### Dataset records
* * *
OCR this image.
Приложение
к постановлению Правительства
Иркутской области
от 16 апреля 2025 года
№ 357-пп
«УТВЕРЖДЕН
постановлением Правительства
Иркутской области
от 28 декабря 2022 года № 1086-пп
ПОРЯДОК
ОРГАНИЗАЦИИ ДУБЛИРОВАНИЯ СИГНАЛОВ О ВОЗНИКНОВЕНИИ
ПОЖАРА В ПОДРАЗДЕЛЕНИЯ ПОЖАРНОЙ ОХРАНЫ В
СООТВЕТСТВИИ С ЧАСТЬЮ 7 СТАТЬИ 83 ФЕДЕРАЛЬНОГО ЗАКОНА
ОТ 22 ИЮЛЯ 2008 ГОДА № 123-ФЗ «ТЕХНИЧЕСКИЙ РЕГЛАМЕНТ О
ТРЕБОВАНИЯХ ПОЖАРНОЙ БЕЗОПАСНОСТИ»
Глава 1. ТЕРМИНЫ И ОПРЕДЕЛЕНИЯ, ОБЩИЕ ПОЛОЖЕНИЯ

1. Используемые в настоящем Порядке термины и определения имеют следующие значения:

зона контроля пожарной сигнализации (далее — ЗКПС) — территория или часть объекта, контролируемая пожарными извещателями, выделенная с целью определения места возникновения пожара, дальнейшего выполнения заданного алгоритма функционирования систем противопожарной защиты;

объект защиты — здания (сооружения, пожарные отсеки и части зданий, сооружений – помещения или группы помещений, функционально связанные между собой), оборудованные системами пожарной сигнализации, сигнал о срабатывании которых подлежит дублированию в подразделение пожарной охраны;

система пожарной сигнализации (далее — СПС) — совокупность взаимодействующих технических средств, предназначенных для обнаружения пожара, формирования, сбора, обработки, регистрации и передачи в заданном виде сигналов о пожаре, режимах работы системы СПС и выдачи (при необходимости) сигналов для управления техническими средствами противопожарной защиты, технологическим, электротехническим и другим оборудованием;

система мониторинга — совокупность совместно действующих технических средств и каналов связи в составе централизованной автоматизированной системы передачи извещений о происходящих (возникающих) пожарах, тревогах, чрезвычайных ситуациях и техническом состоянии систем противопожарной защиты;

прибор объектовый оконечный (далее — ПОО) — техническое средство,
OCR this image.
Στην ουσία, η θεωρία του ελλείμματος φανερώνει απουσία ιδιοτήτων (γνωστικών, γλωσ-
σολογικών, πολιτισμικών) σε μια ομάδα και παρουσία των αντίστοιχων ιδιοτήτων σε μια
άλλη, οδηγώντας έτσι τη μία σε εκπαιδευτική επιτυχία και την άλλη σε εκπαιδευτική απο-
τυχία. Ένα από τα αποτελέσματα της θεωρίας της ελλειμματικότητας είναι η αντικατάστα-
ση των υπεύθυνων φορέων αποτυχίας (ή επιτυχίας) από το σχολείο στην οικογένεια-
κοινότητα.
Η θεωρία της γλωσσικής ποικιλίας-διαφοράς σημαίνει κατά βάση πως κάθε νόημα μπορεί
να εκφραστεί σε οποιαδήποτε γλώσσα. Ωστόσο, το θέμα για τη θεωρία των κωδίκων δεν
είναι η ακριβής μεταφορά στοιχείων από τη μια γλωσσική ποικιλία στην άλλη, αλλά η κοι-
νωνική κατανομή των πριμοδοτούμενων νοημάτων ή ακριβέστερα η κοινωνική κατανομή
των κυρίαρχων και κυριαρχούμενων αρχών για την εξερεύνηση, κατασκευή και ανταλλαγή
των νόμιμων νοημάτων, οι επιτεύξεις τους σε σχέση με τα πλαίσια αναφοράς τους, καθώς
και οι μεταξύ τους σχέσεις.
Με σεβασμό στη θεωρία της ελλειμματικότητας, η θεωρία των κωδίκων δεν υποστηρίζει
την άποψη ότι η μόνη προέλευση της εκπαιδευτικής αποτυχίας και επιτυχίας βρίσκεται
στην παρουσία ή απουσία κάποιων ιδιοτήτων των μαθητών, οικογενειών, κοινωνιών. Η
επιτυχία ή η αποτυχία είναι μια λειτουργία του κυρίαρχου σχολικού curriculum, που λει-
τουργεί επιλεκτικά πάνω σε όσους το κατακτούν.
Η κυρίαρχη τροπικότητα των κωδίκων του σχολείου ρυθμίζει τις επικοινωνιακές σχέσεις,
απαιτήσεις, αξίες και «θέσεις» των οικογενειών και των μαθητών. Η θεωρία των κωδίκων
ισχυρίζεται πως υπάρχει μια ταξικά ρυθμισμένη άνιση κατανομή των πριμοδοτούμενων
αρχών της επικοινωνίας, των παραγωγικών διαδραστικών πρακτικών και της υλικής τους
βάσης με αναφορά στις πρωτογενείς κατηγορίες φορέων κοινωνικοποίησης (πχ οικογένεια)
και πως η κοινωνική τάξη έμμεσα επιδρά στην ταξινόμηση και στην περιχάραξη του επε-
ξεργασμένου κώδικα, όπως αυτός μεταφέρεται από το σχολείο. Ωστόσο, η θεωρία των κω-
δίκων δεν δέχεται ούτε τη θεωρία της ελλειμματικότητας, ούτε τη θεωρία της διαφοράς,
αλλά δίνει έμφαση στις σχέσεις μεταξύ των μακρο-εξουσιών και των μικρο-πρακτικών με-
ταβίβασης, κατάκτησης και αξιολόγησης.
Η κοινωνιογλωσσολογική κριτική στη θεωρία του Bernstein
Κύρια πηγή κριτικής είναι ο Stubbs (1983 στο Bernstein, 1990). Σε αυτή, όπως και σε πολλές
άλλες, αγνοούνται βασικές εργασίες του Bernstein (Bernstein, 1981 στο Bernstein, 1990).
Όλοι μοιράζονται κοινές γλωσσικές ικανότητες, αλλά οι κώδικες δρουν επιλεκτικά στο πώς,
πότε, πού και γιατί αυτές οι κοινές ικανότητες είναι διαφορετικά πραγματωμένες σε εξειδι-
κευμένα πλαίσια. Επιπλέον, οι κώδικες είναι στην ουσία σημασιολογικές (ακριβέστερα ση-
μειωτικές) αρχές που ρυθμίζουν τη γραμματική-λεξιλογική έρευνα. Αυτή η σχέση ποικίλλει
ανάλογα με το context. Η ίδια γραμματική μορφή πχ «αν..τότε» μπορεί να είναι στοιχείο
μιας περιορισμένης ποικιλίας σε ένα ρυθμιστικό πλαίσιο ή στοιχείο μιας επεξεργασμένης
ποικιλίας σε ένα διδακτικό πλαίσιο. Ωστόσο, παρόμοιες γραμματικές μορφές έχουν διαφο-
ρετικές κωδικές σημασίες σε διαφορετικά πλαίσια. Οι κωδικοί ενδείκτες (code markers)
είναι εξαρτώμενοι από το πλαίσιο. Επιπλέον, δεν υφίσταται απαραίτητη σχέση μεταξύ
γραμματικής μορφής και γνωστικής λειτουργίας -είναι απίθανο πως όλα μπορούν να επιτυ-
* * *
### What the task asks
All entries shown above should be printed again exactly.

### Exercise result
OCR this image.
Приложение
к постановлению Правительства
Иркутской области
от 16 апреля 2025 года
№ 357-пп
«УТВЕРЖДЕН
постановлением Правительства
Иркутской области
от 28 декабря 2022 года № 1086-пп
ПОРЯДОК
ОРГАНИЗАЦИИ ДУБЛИРОВАНИЯ СИГНАЛОВ О ВОЗНИКНОВЕНИИ
ПОЖАРА В ПОДРАЗДЕЛЕНИЯ ПОЖАРНОЙ ОХРАНЫ В
СООТВЕТСТВИИ С ЧАСТЬЮ 7 СТАТЬИ 83 ФЕДЕРАЛЬНОГО ЗАКОНА
ОТ 22 ИЮЛЯ 2008 ГОДА № 123-ФЗ «ТЕХНИЧЕСКИЙ РЕГЛАМЕНТ О
ТРЕБОВАНИЯХ ПОЖАРНОЙ БЕЗОПАСНОСТИ»
Глава 1. ТЕРМИНЫ И ОПРЕДЕЛЕНИЯ, ОБЩИЕ ПОЛОЖЕНИЯ

1. Используемые в настоящем Порядке термины и определения имеют следующие значения:

зона контроля пожарной сигнализации (далее — ЗКПС) — территория или часть объекта, контролируемая пожарными извещателями, выделенная с целью определения места возникновения пожара, дальнейшего выполнения заданного алгоритма функционирования систем противопожарной защиты;

объект защиты — здания (сооружения, пожарные отсеки и части зданий, сооружений – помещения или группы помещений, функционально связанные между собой), оборудованные системами пожарной сигнализации, сигнал о срабатывании которых подлежит дублированию в подразделение пожарной охраны;

система пожарной сигнализации (далее — СПС) — совокупность взаимодействующих технических средств, предназначенных для обнаружения пожара, формирования, сбора, обработки, регистрации и передачи в заданном виде сигналов о пожаре, режимах работы системы СПС и выдачи (при необходимости) сигналов для управления техническими средствами противопожарной защиты, технологическим, электротехническим и другим оборудованием;

система мониторинга — совокупность совместно действующих технических средств и каналов связи в составе централизованной автоматизированной системы передачи извещений о происходящих (возникающих) пожарах, тревогах, чрезвычайных ситуациях и техническом состоянии систем противопожарной защиты;

прибор объектовый оконечный (далее — ПОО) — техническое средство,
OCR this image.
Στην ουσία, η θεωρία του ελλείμματος φανερώνει απουσία ιδιοτήτων (γνωστικών, γλωσ-
σολογικών, πολιτισμικών) σε μια ομάδα και παρουσία των αντίστοιχων ιδιοτήτων σε μια
άλλη, οδηγώντας έτσι τη μία σε εκπαιδευτική επιτυχία και την άλλη σε εκπαιδευτική απο-
τυχία. Ένα από τα αποτελέσματα της θεωρίας της ελλειμματικότητας είναι η αντικατάστα-
ση των υπεύθυνων φορέων αποτυχίας (ή επιτυχίας) από το σχολείο στην οικογένεια-
κοινότητα.
Η θεωρία της γλωσσικής ποικιλίας-διαφοράς σημαίνει κατά βάση πως κάθε νόημα μπορεί
να εκφραστεί σε οποιαδήποτε γλώσσα. Ωστόσο, το θέμα για τη θεωρία των κωδίκων δεν
είναι η ακριβής μεταφορά στοιχείων από τη μια γλωσσική ποικιλία στην άλλη, αλλά η κοι-
νωνική κατανομή των πριμοδοτούμενων νοημάτων ή ακριβέστερα η κοινωνική κατανομή
των κυρίαρχων και κυριαρχούμενων αρχών για την εξερεύνηση, κατασκευή και ανταλλαγή
των νόμιμων νοημάτων, οι επιτεύξεις τους σε σχέση με τα πλαίσια αναφοράς τους, καθώς
και οι μεταξύ τους σχέσεις.
Με σεβασμό στη θεωρία της ελλειμματικότητας, η θεωρία των κωδίκων δεν υποστηρίζει
την άποψη ότι η μόνη προέλευση της εκπαιδευτικής αποτυχίας και επιτυχίας βρίσκεται
στην παρουσία ή απουσία κάποιων ιδιοτήτων των μαθητών, οικογενειών, κοινωνιών. Η
επιτυχία ή η αποτυχία είναι μια λειτουργία του κυρίαρχου σχολικού curriculum, που λει-
τουργεί επιλεκτικά πάνω σε όσους το κατακτούν.
Η κυρίαρχη τροπικότητα των κωδίκων του σχολείου ρυθμίζει τις επικοινωνιακές σχέσεις,
απαιτήσεις, αξίες και «θέσεις» των οικογενειών και των μαθητών. Η θεωρία των κωδίκων
ισχυρίζεται πως υπάρχει μια ταξικά ρυθμισμένη άνιση κατανομή των πριμοδοτούμενων
αρχών της επικοινωνίας, των παραγωγικών διαδραστικών πρακτικών και της υλικής τους
βάσης με αναφορά στις πρωτογενείς κατηγορίες φορέων κοινωνικοποίησης (πχ οικογένεια)
και πως η κοινωνική τάξη έμμεσα επιδρά στην ταξινόμηση και στην περιχάραξη του επε-
ξεργασμένου κώδικα, όπως αυτός μεταφέρεται από το σχολείο. Ωστόσο, η θεωρία των κω-
δίκων δεν δέχεται ούτε τη θεωρία της ελλειμματικότητας, ούτε τη θεωρία της διαφοράς,
αλλά δίνει έμφαση στις σχέσεις μεταξύ των μακρο-εξουσιών και των μικρο-πρακτικών με-
ταβίβασης, κατάκτησης και αξιολόγησης.
Η κοινωνιογλωσσολογική κριτική στη θεωρία του Bernstein
Κύρια πηγή κριτικής είναι ο Stubbs (1983 στο Bernstein, 1990). Σε αυτή, όπως και σε πολλές
άλλες, αγνοούνται βασικές εργασίες του Bernstein (Bernstein, 1981 στο Bernstein, 1990).
Όλοι μοιράζονται κοινές γλωσσικές ικανότητες, αλλά οι κώδικες δρουν επιλεκτικά στο πώς,
πότε, πού και γιατί αυτές οι κοινές ικανότητες είναι διαφορετικά πραγματωμένες σε εξειδι-
κευμένα πλαίσια. Επιπλέον, οι κώδικες είναι στην ουσία σημασιολογικές (ακριβέστερα ση-
μειωτικές) αρχές που ρυθμίζουν τη γραμματική-λεξιλογική έρευνα. Αυτή η σχέση ποικίλλει
ανάλογα με το context. Η ίδια γραμματική μορφή πχ «αν..τότε» μπορεί να είναι στοιχείο
μιας περιορισμένης ποικιλίας σε ένα ρυθμιστικό πλαίσιο ή στοιχείο μιας επεξεργασμένης
ποικιλίας σε ένα διδακτικό πλαίσιο. Ωστόσο, παρόμοιες γραμματικές μορφές έχουν διαφο-
ρετικές κωδικές σημασίες σε διαφορετικά πλαίσια. Οι κωδικοί ενδείκτες (code markers)
είναι εξαρτώμενοι από το πλαίσιο. Επιπλέον, δεν υφίσταται απαραίτητη σχέση μεταξύ
γραμματικής μορφής και γνωστικής λειτουργίας -είναι απίθανο πως όλα μπορούν να επιτυ-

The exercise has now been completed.